## Required action
Which lines of the data hold the word "haben"? Copy all of them.

## Supplied information
================
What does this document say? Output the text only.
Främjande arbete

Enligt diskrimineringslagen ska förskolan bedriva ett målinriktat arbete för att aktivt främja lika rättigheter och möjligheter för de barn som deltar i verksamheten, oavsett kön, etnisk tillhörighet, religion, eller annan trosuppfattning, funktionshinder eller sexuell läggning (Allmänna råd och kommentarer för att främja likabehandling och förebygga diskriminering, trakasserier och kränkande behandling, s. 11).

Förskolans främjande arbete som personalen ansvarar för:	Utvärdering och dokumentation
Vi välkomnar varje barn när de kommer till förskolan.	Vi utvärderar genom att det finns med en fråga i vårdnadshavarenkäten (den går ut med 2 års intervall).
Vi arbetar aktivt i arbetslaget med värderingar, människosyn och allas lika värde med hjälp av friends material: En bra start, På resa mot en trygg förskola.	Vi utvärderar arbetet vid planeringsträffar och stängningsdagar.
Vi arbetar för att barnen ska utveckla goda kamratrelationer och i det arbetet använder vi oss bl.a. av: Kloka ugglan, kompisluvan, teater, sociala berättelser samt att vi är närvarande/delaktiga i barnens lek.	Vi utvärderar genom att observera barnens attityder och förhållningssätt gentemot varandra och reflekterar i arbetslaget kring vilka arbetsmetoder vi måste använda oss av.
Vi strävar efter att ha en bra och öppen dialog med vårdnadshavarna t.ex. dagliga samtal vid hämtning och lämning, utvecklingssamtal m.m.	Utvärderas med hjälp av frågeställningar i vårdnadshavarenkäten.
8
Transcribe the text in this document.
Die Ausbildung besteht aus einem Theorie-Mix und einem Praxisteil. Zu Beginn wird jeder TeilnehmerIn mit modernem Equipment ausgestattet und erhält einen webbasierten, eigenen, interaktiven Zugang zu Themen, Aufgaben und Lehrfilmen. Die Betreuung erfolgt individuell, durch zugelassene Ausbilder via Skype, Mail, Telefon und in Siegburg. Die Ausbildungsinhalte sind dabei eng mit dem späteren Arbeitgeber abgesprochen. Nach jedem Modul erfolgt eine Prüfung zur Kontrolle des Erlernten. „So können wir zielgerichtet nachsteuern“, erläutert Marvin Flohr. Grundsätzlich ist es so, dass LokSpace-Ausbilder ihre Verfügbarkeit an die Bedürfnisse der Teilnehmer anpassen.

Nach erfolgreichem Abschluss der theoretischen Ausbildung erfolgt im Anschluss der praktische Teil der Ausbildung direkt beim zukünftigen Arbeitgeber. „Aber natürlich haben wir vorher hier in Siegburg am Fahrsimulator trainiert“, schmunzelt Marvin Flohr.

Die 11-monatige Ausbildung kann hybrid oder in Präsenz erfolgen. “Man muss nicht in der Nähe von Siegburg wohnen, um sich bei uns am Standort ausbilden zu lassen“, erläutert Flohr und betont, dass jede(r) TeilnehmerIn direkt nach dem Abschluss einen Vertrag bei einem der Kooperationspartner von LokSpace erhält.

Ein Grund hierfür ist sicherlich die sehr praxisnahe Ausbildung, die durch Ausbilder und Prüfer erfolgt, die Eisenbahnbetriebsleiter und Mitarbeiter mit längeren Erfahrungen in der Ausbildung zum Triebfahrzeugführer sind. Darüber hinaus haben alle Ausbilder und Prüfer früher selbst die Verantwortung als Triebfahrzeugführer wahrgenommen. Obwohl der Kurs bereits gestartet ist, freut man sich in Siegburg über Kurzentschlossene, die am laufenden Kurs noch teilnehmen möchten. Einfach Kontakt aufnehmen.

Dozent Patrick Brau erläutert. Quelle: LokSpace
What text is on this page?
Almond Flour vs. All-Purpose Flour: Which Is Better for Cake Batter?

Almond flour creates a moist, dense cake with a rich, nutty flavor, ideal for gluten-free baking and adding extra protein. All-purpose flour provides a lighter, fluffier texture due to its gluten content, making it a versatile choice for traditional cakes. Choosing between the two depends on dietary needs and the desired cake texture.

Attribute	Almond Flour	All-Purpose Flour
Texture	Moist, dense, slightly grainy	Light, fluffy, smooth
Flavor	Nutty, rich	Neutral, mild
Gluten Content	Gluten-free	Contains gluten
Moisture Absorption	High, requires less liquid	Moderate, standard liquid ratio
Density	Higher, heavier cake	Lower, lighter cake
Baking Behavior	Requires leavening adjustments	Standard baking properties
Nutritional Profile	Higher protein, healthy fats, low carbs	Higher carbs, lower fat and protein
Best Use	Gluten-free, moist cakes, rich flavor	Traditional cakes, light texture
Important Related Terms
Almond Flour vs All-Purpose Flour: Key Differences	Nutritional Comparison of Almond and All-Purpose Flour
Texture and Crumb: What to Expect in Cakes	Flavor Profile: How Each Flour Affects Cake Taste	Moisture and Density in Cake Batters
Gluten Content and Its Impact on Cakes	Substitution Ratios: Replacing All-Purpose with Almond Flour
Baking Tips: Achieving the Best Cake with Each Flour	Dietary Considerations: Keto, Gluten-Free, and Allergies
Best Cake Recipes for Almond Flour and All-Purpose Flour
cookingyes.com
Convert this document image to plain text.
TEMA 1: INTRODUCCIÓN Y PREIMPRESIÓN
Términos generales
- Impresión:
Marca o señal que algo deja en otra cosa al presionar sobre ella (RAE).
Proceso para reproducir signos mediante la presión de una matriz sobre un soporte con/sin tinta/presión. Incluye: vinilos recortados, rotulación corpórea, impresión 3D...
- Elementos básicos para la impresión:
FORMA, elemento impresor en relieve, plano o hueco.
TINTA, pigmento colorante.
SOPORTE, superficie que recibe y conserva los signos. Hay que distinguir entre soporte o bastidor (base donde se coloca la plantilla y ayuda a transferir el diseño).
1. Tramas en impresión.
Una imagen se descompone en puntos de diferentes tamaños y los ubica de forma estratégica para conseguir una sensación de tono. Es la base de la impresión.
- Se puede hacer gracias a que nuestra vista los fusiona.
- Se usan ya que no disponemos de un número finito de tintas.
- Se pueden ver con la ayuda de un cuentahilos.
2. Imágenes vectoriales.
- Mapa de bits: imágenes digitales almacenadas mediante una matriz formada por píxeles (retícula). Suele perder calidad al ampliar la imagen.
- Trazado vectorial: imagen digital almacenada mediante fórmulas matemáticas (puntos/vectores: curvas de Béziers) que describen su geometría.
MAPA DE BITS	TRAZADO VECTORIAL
================
## Result of this exercise
Nach erfolgreichem Abschluss der theoretischen Ausbildung erfolgt im Anschluss der praktische Teil der Ausbildung direkt beim zukünftigen Arbeitgeber. „Aber natürlich haben wir vorher hier in Siegburg am Fahrsimulator trainiert“, schmunzelt Marvin Flohr.
Ein Grund hierfür ist sicherlich die sehr praxisnahe Ausbildung, die durch Ausbilder und Prüfer erfolgt, die Eisenbahnbetriebsleiter und Mitarbeiter mit längeren Erfahrungen in der Ausbildung zum Triebfahrzeugführer sind. Darüber hinaus haben alle Ausbilder und Prüfer früher selbst die Verantwortung als Triebfahrzeugführer wahrgenommen. Obwohl der Kurs bereits gestartet ist, freut man sich in Siegburg über Kurzentschlossene, die am laufenden Kurs noch teilnehmen möchten. Einfach Kontakt aufnehmen.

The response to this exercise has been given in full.